Work to complete:
Retype every entry exactly, character for character.

Given data:
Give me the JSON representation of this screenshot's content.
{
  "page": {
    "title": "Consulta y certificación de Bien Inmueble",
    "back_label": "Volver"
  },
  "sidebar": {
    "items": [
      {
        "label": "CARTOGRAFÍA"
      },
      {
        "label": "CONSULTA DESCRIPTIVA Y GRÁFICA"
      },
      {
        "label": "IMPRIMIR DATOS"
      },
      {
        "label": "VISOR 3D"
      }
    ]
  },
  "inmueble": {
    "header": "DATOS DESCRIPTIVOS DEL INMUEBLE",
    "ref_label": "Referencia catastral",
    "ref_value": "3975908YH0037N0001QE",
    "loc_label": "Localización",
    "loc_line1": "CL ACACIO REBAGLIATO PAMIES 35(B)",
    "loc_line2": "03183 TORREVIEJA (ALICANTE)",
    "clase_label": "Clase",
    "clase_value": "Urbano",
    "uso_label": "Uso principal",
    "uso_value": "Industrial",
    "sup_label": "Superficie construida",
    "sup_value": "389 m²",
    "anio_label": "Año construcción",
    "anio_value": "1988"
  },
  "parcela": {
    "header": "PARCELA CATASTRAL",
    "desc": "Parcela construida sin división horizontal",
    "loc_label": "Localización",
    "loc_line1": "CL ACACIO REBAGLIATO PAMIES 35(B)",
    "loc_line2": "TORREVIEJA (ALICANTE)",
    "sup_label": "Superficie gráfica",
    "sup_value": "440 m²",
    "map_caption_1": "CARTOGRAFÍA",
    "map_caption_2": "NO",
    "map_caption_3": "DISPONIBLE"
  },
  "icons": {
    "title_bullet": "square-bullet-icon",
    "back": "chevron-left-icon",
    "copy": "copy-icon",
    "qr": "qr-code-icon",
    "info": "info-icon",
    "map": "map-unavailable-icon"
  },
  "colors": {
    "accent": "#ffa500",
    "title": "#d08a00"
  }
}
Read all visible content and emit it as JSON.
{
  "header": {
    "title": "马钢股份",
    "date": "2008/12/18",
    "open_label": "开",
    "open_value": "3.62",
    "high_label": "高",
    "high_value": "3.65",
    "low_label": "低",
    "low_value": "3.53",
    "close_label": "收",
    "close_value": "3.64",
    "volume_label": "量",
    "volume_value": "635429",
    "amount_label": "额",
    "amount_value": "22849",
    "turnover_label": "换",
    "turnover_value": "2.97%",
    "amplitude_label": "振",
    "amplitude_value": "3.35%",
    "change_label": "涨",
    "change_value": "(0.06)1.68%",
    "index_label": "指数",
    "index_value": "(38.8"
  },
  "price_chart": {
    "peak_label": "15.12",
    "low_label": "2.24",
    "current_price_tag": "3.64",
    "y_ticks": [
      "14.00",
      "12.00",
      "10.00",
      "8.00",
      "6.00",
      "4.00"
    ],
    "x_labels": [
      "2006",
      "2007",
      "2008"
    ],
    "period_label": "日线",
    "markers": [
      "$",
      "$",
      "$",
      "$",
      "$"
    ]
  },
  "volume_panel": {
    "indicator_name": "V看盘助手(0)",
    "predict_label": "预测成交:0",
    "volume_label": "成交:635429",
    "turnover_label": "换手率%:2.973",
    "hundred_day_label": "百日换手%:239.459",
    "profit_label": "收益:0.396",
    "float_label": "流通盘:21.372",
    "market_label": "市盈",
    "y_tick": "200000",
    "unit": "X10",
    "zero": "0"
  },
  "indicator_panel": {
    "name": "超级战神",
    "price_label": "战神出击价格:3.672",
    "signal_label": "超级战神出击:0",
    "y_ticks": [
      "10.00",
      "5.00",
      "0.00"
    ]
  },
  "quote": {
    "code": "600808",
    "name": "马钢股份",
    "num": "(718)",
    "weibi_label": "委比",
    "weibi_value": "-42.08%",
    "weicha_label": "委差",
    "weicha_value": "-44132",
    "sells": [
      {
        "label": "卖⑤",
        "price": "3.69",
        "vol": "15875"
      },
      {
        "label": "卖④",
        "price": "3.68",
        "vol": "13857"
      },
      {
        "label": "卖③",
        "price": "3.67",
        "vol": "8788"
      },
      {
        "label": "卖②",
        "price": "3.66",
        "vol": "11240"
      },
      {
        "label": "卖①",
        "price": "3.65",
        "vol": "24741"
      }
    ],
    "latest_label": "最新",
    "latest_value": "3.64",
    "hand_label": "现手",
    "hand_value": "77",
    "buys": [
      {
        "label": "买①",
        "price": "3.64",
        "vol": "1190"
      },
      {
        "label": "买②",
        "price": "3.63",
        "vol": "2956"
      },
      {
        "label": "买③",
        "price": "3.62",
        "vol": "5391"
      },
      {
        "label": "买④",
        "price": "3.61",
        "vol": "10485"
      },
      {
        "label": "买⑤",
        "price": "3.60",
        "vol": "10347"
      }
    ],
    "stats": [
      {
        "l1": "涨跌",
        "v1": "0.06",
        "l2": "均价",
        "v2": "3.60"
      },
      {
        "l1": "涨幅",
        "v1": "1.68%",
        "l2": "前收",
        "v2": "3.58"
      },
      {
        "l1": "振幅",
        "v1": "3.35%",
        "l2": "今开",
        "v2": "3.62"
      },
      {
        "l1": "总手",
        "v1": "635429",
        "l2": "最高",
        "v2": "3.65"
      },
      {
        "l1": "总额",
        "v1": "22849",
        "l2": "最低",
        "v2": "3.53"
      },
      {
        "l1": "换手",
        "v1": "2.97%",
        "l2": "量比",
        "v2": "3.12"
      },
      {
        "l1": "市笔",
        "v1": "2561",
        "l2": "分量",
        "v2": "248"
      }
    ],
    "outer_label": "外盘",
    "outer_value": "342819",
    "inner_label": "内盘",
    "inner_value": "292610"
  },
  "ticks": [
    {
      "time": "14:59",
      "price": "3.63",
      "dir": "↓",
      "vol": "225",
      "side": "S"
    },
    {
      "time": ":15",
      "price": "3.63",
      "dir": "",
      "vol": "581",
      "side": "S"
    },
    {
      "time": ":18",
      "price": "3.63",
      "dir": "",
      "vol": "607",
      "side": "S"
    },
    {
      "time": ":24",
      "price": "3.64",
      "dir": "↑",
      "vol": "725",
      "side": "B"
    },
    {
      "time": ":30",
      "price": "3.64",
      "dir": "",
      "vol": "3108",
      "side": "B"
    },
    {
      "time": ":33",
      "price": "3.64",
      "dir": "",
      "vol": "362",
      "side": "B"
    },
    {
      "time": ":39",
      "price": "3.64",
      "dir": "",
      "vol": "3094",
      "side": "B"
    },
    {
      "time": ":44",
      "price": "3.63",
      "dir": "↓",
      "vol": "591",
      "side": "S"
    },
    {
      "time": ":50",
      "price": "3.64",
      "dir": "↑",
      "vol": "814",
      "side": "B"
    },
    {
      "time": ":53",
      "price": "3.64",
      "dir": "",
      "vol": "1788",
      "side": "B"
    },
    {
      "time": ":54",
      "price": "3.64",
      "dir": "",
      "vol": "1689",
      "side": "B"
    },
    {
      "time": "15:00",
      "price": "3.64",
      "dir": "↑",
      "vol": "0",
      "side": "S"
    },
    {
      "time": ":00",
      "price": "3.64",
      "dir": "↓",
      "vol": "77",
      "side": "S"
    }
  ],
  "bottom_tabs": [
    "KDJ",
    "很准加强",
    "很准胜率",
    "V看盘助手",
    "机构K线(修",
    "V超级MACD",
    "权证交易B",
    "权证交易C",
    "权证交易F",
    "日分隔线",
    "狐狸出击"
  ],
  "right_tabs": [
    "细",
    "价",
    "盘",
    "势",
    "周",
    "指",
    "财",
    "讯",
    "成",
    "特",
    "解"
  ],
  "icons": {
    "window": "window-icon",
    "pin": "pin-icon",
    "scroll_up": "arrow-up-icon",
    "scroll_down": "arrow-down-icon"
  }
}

Result of the exercise:
Give me the JSON representation of this screenshot's content.
{
  "page": {
    "title": "Consulta y certificación de Bien Inmueble",
    "back_label": "Volver"
  },
  "sidebar": {
    "items": [
      {
        "label": "CARTOGRAFÍA"
      },
      {
        "label": "CONSULTA DESCRIPTIVA Y GRÁFICA"
      },
      {
        "label": "IMPRIMIR DATOS"
      },
      {
        "label": "VISOR 3D"
      }
    ]
  },
  "inmueble": {
    "header": "DATOS DESCRIPTIVOS DEL INMUEBLE",
    "ref_label": "Referencia catastral",
    "ref_value": "3975908YH0037N0001QE",
    "loc_label": "Localización",
    "loc_line1": "CL ACACIO REBAGLIATO PAMIES 35(B)",
    "loc_line2": "03183 TORREVIEJA (ALICANTE)",
    "clase_label": "Clase",
    "clase_value": "Urbano",
    "uso_label": "Uso principal",
    "uso_value": "Industrial",
    "sup_label": "Superficie construida",
    "sup_value": "389 m²",
    "anio_label": "Año construcción",
    "anio_value": "1988"
  },
  "parcela": {
    "header": "PARCELA CATASTRAL",
    "desc": "Parcela construida sin división horizontal",
    "loc_label": "Localización",
    "loc_line1": "CL ACACIO REBAGLIATO PAMIES 35(B)",
    "loc_line2": "TORREVIEJA (ALICANTE)",
    "sup_label": "Superficie gráfica",
    "sup_value": "440 m²",
    "map_caption_1": "CARTOGRAFÍA",
    "map_caption_2": "NO",
    "map_caption_3": "DISPONIBLE"
  },
  "icons": {
    "title_bullet": "square-bullet-icon",
    "back": "chevron-left-icon",
    "copy": "copy-icon",
    "qr": "qr-code-icon",
    "info": "info-icon",
    "map": "map-unavailable-icon"
  },
  "colors": {
    "accent": "#ffa500",
    "title": "#d08a00"
  }
}
Read all visible content and emit it as JSON.
{
  "header": {
    "title": "马钢股份",
    "date": "2008/12/18",
    "open_label": "开",
    "open_value": "3.62",
    "high_label": "高",
    "high_value": "3.65",
    "low_label": "低",
    "low_value": "3.53",
    "close_label": "收",
    "close_value": "3.64",
    "volume_label": "量",
    "volume_value": "635429",
    "amount_label": "额",
    "amount_value": "22849",
    "turnover_label": "换",
    "turnover_value": "2.97%",
    "amplitude_label": "振",
    "amplitude_value": "3.35%",
    "change_label": "涨",
    "change_value": "(0.06)1.68%",
    "index_label": "指数",
    "index_value": "(38.8"
  },
  "price_chart": {
    "peak_label": "15.12",
    "low_label": "2.24",
    "current_price_tag": "3.64",
    "y_ticks": [
      "14.00",
      "12.00",
      "10.00",
      "8.00",
      "6.00",
      "4.00"
    ],
    "x_labels": [
      "2006",
      "2007",
      "2008"
    ],
    "period_label": "日线",
    "markers": [
      "$",
      "$",
      "$",
      "$",
      "$"
    ]
  },
  "volume_panel": {
    "indicator_name": "V看盘助手(0)",
    "predict_label": "预测成交:0",
    "volume_label": "成交:635429",
    "turnover_label": "换手率%:2.973",
    "hundred_day_label": "百日换手%:239.459",
    "profit_label": "收益:0.396",
    "float_label": "流通盘:21.372",
    "market_label": "市盈",
    "y_tick": "200000",
    "unit": "X10",
    "zero": "0"
  },
  "indicator_panel": {
    "name": "超级战神",
    "price_label": "战神出击价格:3.672",
    "signal_label": "超级战神出击:0",
    "y_ticks": [
      "10.00",
      "5.00",
      "0.00"
    ]
  },
  "quote": {
    "code": "600808",
    "name": "马钢股份",
    "num": "(718)",
    "weibi_label": "委比",
    "weibi_value": "-42.08%",
    "weicha_label": "委差",
    "weicha_value": "-44132",
    "sells": [
      {
        "label": "卖⑤",
        "price": "3.69",
        "vol": "15875"
      },
      {
        "label": "卖④",
        "price": "3.68",
        "vol": "13857"
      },
      {
        "label": "卖③",
        "price": "3.67",
        "vol": "8788"
      },
      {
        "label": "卖②",
        "price": "3.66",
        "vol": "11240"
      },
      {
        "label": "卖①",
        "price": "3.65",
        "vol": "24741"
      }
    ],
    "latest_label": "最新",
    "latest_value": "3.64",
    "hand_label": "现手",
    "hand_value": "77",
    "buys": [
      {
        "label": "买①",
        "price": "3.64",
        "vol": "1190"
      },
      {
        "label": "买②",
        "price": "3.63",
        "vol": "2956"
      },
      {
        "label": "买③",
        "price": "3.62",
        "vol": "5391"
      },
      {
        "label": "买④",
        "price": "3.61",
        "vol": "10485"
      },
      {
        "label": "买⑤",
        "price": "3.60",
        "vol": "10347"
      }
    ],
    "stats": [
      {
        "l1": "涨跌",
        "v1": "0.06",
        "l2": "均价",
        "v2": "3.60"
      },
      {
        "l1": "涨幅",
        "v1": "1.68%",
        "l2": "前收",
        "v2": "3.58"
      },
      {
        "l1": "振幅",
        "v1": "3.35%",
        "l2": "今开",
        "v2": "3.62"
      },
      {
        "l1": "总手",
        "v1": "635429",
        "l2": "最高",
        "v2": "3.65"
      },
      {
        "l1": "总额",
        "v1": "22849",
        "l2": "最低",
        "v2": "3.53"
      },
      {
        "l1": "换手",
        "v1": "2.97%",
        "l2": "量比",
        "v2": "3.12"
      },
      {
        "l1": "市笔",
        "v1": "2561",
        "l2": "分量",
        "v2": "248"
      }
    ],
    "outer_label": "外盘",
    "outer_value": "342819",
    "inner_label": "内盘",
    "inner_value": "292610"
  },
  "ticks": [
    {
      "time": "14:59",
      "price": "3.63",
      "dir": "↓",
      "vol": "225",
      "side": "S"
    },
    {
      "time": ":15",
      "price": "3.63",
      "dir": "",
      "vol": "581",
      "side": "S"
    },
    {
      "time": ":18",
      "price": "3.63",
      "dir": "",
      "vol": "607",
      "side": "S"
    },
    {
      "time": ":24",
      "price": "3.64",
      "dir": "↑",
      "vol": "725",
      "side": "B"
    },
    {
      "time": ":30",
      "price": "3.64",
      "dir": "",
      "vol": "3108",
      "side": "B"
    },
    {
      "time": ":33",
      "price": "3.64",
      "dir": "",
      "vol": "362",
      "side": "B"
    },
    {
      "time": ":39",
      "price": "3.64",
      "dir": "",
      "vol": "3094",
      "side": "B"
    },
    {
      "time": ":44",
      "price": "3.63",
      "dir": "↓",
      "vol": "591",
      "side": "S"
    },
    {
      "time": ":50",
      "price": "3.64",
      "dir": "↑",
      "vol": "814",
      "side": "B"
    },
    {
      "time": ":53",
      "price": "3.64",
      "dir": "",
      "vol": "1788",
      "side": "B"
    },
    {
      "time": ":54",
      "price": "3.64",
      "dir": "",
      "vol": "1689",
      "side": "B"
    },
    {
      "time": "15:00",
      "price": "3.64",
      "dir": "↑",
      "vol": "0",
      "side": "S"
    },
    {
      "time": ":00",
      "price": "3.64",
      "dir": "↓",
      "vol": "77",
      "side": "S"
    }
  ],
  "bottom_tabs": [
    "KDJ",
    "很准加强",
    "很准胜率",
    "V看盘助手",
    "机构K线(修",
    "V超级MACD",
    "权证交易B",
    "权证交易C",
    "权证交易F",
    "日分隔线",
    "狐狸出击"
  ],
  "right_tabs": [
    "细",
    "价",
    "盘",
    "势",
    "周",
    "指",
    "财",
    "讯",
    "成",
    "特",
    "解"
  ],
  "icons": {
    "window": "window-icon",
    "pin": "pin-icon",
    "scroll_up": "arrow-up-icon",
    "scroll_down": "arrow-down-icon"
  }
}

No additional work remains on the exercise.